▸ TASK TO CARRY OUT
Copy out all lines that carry the word "Modular".

▸ SUPPLIED ENTRIES
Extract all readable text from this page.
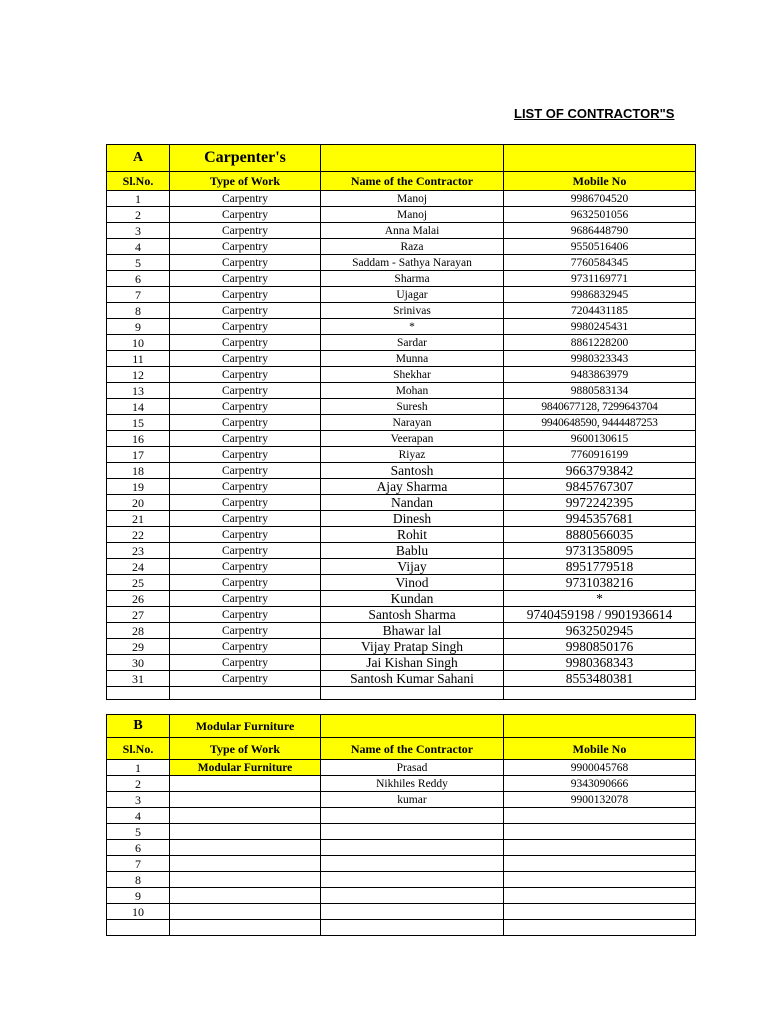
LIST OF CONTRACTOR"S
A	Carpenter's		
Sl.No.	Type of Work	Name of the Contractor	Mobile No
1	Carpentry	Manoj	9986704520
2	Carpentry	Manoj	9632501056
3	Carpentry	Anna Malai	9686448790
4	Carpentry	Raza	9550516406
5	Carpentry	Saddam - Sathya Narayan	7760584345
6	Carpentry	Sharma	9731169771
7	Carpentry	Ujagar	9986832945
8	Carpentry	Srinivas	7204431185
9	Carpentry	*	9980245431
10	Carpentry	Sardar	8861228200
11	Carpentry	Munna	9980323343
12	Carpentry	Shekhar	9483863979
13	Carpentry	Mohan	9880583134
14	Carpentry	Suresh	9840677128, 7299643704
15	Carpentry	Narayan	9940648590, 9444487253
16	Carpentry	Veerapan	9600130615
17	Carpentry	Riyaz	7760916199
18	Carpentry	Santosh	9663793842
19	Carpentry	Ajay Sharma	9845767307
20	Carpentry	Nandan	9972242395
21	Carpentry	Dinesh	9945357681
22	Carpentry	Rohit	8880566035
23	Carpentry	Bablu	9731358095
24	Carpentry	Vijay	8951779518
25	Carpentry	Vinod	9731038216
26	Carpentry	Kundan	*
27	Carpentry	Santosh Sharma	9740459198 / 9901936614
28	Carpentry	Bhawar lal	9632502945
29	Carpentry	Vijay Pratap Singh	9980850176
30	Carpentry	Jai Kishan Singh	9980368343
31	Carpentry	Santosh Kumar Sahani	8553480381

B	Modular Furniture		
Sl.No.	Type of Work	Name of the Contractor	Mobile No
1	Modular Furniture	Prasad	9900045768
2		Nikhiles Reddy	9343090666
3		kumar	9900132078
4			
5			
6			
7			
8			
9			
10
* * *
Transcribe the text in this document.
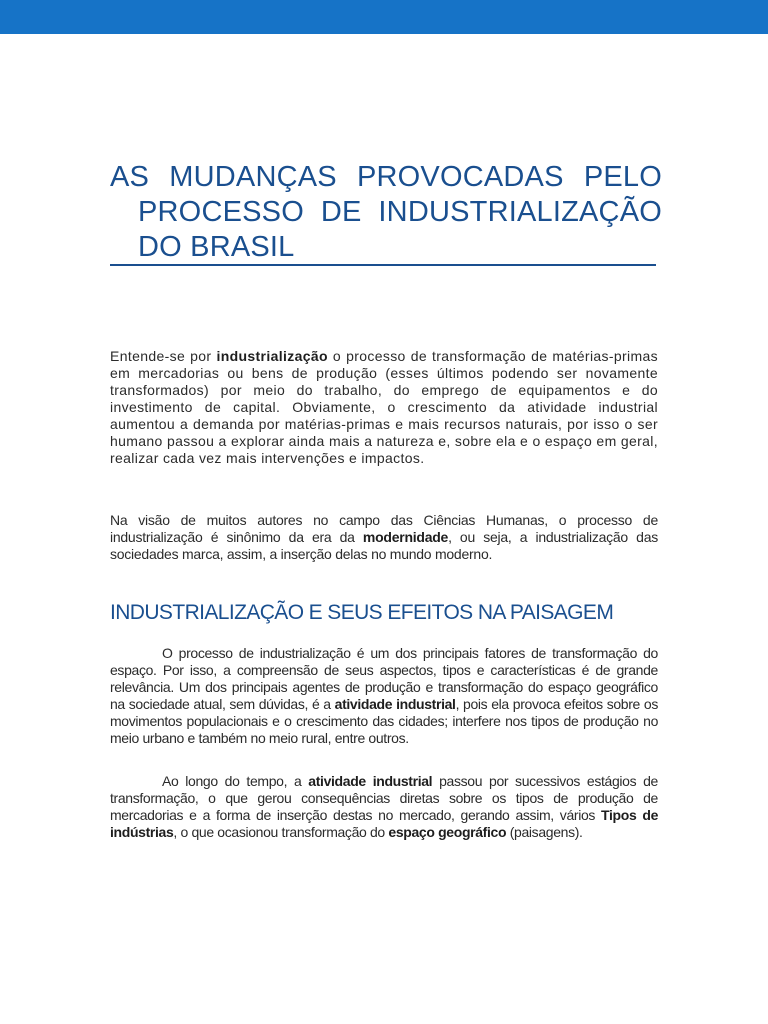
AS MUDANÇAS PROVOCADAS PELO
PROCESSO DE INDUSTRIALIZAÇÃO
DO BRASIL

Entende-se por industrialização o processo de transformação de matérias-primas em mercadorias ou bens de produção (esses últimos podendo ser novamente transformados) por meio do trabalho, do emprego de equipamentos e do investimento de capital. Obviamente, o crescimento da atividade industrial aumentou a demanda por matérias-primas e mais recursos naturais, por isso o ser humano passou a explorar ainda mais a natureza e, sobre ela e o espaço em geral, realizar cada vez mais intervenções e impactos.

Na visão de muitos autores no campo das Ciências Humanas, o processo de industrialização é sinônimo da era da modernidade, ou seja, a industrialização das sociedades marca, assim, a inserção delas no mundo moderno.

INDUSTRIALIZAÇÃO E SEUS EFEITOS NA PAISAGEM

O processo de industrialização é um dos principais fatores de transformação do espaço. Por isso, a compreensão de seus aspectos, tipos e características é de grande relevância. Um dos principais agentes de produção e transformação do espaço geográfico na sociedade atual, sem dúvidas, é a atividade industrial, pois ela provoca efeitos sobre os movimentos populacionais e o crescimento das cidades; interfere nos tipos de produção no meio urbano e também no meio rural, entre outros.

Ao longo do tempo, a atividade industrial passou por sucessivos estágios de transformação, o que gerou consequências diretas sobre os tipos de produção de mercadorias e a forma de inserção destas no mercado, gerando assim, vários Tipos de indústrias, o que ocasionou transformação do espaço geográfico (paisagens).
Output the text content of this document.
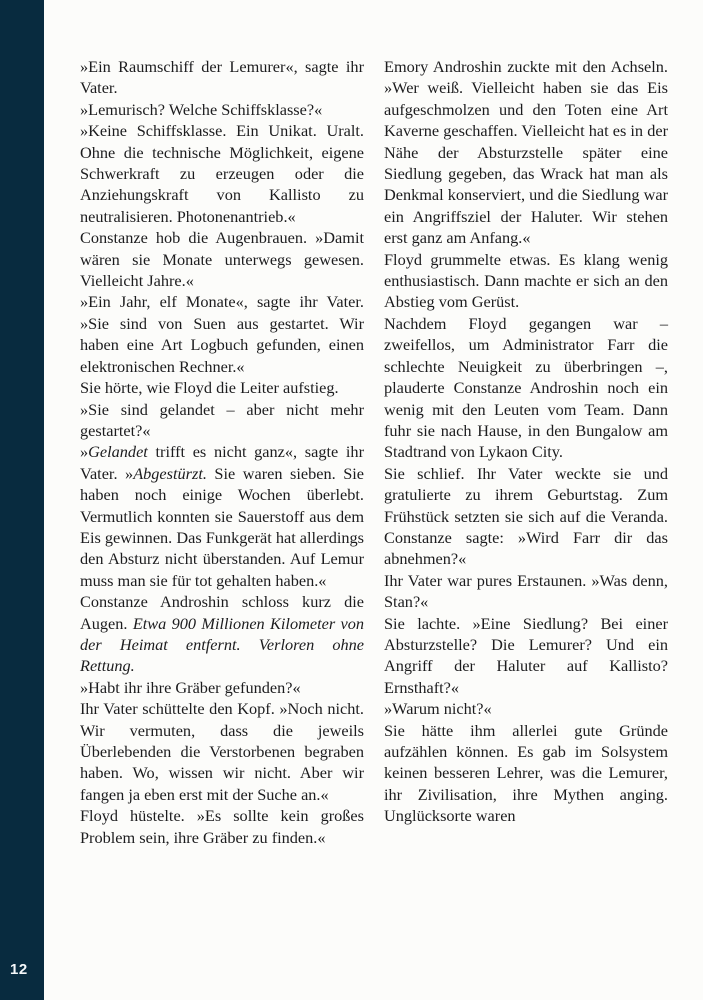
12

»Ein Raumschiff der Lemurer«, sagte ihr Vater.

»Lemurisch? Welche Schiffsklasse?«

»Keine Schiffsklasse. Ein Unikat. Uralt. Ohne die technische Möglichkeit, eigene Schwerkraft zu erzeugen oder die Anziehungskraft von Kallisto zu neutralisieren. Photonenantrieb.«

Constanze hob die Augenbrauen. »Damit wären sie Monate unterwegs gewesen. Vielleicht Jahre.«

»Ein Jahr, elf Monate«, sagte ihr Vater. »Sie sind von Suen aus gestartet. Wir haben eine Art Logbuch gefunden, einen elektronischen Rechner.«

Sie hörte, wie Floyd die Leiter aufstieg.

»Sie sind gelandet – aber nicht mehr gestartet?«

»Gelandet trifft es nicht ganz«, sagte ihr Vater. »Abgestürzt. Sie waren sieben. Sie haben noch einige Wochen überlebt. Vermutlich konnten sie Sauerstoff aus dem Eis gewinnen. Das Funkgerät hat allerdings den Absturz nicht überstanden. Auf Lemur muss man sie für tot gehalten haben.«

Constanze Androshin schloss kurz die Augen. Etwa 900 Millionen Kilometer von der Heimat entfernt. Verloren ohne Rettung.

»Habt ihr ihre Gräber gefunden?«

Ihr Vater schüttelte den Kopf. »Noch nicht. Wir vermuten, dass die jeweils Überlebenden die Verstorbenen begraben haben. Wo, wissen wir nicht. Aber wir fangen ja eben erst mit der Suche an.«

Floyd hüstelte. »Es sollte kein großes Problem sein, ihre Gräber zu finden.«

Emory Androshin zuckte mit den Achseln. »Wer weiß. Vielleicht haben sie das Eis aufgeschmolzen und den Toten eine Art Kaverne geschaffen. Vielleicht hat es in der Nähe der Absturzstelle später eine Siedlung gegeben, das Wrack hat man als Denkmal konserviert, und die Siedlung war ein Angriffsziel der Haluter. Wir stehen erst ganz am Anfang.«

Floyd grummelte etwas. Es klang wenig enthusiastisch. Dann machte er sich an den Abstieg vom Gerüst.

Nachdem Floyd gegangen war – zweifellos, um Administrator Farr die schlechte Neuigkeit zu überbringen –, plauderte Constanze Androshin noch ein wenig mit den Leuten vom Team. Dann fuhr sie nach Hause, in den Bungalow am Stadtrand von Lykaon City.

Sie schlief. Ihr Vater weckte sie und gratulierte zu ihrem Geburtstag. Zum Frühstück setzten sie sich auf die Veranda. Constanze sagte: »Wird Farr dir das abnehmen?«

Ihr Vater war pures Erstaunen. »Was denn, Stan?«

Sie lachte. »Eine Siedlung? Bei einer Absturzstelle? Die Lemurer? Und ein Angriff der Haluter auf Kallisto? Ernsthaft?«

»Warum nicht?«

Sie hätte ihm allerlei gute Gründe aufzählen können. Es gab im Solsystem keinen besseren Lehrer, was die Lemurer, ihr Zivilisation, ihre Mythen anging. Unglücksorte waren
...
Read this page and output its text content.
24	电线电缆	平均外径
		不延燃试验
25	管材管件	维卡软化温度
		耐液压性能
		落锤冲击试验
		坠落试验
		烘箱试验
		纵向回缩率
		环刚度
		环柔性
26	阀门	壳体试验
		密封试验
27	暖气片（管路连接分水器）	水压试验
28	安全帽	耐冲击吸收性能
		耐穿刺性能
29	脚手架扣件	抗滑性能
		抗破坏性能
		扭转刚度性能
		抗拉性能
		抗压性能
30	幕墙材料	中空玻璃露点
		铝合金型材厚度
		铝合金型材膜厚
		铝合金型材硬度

▸ EXERCISE OUTPUT
B	Modular Furniture		
1	Modular Furniture	Prasad	9900045768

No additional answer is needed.